▶ _The input_:
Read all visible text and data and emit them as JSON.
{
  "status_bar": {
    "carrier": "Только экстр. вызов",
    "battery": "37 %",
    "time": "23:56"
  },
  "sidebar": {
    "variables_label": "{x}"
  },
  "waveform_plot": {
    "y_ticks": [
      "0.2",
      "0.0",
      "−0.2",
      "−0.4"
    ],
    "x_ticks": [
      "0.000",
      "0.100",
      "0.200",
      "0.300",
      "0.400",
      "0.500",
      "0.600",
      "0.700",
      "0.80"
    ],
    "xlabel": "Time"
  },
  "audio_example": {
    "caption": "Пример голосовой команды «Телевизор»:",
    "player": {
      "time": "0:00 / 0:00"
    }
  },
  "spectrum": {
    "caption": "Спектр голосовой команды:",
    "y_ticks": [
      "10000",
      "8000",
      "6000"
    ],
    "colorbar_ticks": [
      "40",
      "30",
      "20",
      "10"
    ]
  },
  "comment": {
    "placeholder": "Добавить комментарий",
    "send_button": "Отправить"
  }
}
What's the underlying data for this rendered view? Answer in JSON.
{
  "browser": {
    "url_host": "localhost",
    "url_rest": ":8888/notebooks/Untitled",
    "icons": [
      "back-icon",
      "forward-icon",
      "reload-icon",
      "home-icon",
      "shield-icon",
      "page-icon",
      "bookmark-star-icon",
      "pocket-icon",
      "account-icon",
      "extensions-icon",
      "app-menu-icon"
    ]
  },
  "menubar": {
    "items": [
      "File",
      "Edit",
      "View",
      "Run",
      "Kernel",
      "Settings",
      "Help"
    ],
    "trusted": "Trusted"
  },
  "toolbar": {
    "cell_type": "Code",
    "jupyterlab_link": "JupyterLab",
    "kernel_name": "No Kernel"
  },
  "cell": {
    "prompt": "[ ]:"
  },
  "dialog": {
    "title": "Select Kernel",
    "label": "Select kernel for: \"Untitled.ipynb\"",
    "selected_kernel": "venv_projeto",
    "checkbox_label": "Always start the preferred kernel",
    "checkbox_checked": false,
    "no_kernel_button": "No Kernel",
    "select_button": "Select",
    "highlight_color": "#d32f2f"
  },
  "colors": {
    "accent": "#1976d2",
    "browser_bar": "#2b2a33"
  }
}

▶ _Exercise requirements_: Search the records for the word "caption", then list every line that has it.

▶ _Solution to this task_:
    "caption": "Пример голосовой команды «Телевизор»:",
    "caption": "Спектр голосовой команды:",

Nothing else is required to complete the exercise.